AIM OF THE TASK.
Return the records that follow, matching each one exactly.

Data listing
^^^^
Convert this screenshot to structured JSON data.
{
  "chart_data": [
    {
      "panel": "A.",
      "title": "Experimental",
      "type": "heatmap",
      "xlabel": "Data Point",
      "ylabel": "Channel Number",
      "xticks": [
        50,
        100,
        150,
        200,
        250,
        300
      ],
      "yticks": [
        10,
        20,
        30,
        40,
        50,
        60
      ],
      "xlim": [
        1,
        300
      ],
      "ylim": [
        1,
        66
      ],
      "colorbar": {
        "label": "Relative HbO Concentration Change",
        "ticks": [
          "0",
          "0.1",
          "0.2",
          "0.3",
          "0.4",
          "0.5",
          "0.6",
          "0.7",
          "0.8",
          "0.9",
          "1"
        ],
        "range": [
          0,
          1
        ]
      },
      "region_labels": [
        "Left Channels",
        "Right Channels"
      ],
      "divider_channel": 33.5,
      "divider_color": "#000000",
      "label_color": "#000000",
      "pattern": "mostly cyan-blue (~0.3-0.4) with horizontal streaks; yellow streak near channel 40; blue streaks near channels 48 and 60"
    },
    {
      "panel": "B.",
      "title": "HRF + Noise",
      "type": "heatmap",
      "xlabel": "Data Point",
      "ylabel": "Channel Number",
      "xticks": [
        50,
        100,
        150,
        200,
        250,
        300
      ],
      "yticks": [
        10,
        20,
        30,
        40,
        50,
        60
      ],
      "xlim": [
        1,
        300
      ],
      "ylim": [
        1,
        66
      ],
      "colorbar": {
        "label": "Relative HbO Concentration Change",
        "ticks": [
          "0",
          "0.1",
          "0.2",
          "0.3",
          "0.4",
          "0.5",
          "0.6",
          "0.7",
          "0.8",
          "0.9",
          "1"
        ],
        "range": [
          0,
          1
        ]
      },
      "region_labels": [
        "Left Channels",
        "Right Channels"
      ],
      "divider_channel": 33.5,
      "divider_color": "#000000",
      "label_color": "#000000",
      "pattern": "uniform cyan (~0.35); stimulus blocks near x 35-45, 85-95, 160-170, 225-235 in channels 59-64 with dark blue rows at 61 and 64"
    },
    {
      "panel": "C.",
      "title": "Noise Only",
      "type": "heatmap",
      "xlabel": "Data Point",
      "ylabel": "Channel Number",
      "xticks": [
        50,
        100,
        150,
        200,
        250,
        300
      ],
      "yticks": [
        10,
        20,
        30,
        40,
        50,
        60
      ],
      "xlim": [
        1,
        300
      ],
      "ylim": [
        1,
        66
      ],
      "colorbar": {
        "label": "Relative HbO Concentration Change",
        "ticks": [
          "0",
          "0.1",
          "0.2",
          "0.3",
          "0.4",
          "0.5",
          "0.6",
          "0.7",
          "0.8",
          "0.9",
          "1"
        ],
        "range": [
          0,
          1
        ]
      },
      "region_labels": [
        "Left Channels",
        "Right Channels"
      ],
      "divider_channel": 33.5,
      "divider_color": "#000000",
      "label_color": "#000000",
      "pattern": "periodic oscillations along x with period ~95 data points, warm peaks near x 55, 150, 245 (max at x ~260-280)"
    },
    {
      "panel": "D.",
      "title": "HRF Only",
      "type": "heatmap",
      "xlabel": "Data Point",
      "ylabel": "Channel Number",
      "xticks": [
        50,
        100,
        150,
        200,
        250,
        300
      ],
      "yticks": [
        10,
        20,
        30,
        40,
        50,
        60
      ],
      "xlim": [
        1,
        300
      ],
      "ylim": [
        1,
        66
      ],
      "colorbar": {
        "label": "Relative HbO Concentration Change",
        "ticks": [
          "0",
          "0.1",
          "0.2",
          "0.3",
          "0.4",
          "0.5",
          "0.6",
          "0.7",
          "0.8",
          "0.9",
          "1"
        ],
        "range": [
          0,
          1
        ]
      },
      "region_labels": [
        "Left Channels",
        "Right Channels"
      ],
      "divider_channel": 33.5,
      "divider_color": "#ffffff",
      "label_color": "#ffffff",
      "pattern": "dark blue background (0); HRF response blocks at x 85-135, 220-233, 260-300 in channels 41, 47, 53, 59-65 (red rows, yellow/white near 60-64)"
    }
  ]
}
^^^^
EXERCISE SOLUTION.
Convert this screenshot to structured JSON data.
{
  "chart_data": [
    {
      "panel": "A.",
      "title": "Experimental",
      "type": "heatmap",
      "xlabel": "Data Point",
      "ylabel": "Channel Number",
      "xticks": [
        50,
        100,
        150,
        200,
        250,
        300
      ],
      "yticks": [
        10,
        20,
        30,
        40,
        50,
        60
      ],
      "xlim": [
        1,
        300
      ],
      "ylim": [
        1,
        66
      ],
      "colorbar": {
        "label": "Relative HbO Concentration Change",
        "ticks": [
          "0",
          "0.1",
          "0.2",
          "0.3",
          "0.4",
          "0.5",
          "0.6",
          "0.7",
          "0.8",
          "0.9",
          "1"
        ],
        "range": [
          0,
          1
        ]
      },
      "region_labels": [
        "Left Channels",
        "Right Channels"
      ],
      "divider_channel": 33.5,
      "divider_color": "#000000",
      "label_color": "#000000",
      "pattern": "mostly cyan-blue (~0.3-0.4) with horizontal streaks; yellow streak near channel 40; blue streaks near channels 48 and 60"
    },
    {
      "panel": "B.",
      "title": "HRF + Noise",
      "type": "heatmap",
      "xlabel": "Data Point",
      "ylabel": "Channel Number",
      "xticks": [
        50,
        100,
        150,
        200,
        250,
        300
      ],
      "yticks": [
        10,
        20,
        30,
        40,
        50,
        60
      ],
      "xlim": [
        1,
        300
      ],
      "ylim": [
        1,
        66
      ],
      "colorbar": {
        "label": "Relative HbO Concentration Change",
        "ticks": [
          "0",
          "0.1",
          "0.2",
          "0.3",
          "0.4",
          "0.5",
          "0.6",
          "0.7",
          "0.8",
          "0.9",
          "1"
        ],
        "range": [
          0,
          1
        ]
      },
      "region_labels": [
        "Left Channels",
        "Right Channels"
      ],
      "divider_channel": 33.5,
      "divider_color": "#000000",
      "label_color": "#000000",
      "pattern": "uniform cyan (~0.35); stimulus blocks near x 35-45, 85-95, 160-170, 225-235 in channels 59-64 with dark blue rows at 61 and 64"
    },
    {
      "panel": "C.",
      "title": "Noise Only",
      "type": "heatmap",
      "xlabel": "Data Point",
      "ylabel": "Channel Number",
      "xticks": [
        50,
        100,
        150,
        200,
        250,
        300
      ],
      "yticks": [
        10,
        20,
        30,
        40,
        50,
        60
      ],
      "xlim": [
        1,
        300
      ],
      "ylim": [
        1,
        66
      ],
      "colorbar": {
        "label": "Relative HbO Concentration Change",
        "ticks": [
          "0",
          "0.1",
          "0.2",
          "0.3",
          "0.4",
          "0.5",
          "0.6",
          "0.7",
          "0.8",
          "0.9",
          "1"
        ],
        "range": [
          0,
          1
        ]
      },
      "region_labels": [
        "Left Channels",
        "Right Channels"
      ],
      "divider_channel": 33.5,
      "divider_color": "#000000",
      "label_color": "#000000",
      "pattern": "periodic oscillations along x with period ~95 data points, warm peaks near x 55, 150, 245 (max at x ~260-280)"
    },
    {
      "panel": "D.",
      "title": "HRF Only",
      "type": "heatmap",
      "xlabel": "Data Point",
      "ylabel": "Channel Number",
      "xticks": [
        50,
        100,
        150,
        200,
        250,
        300
      ],
      "yticks": [
        10,
        20,
        30,
        40,
        50,
        60
      ],
      "xlim": [
        1,
        300
      ],
      "ylim": [
        1,
        66
      ],
      "colorbar": {
        "label": "Relative HbO Concentration Change",
        "ticks": [
          "0",
          "0.1",
          "0.2",
          "0.3",
          "0.4",
          "0.5",
          "0.6",
          "0.7",
          "0.8",
          "0.9",
          "1"
        ],
        "range": [
          0,
          1
        ]
      },
      "region_labels": [
        "Left Channels",
        "Right Channels"
      ],
      "divider_channel": 33.5,
      "divider_color": "#ffffff",
      "label_color": "#ffffff",
      "pattern": "dark blue background (0); HRF response blocks at x 85-135, 220-233, 260-300 in channels 41, 47, 53, 59-65 (red rows, yellow/white near 60-64)"
    }
  ]
}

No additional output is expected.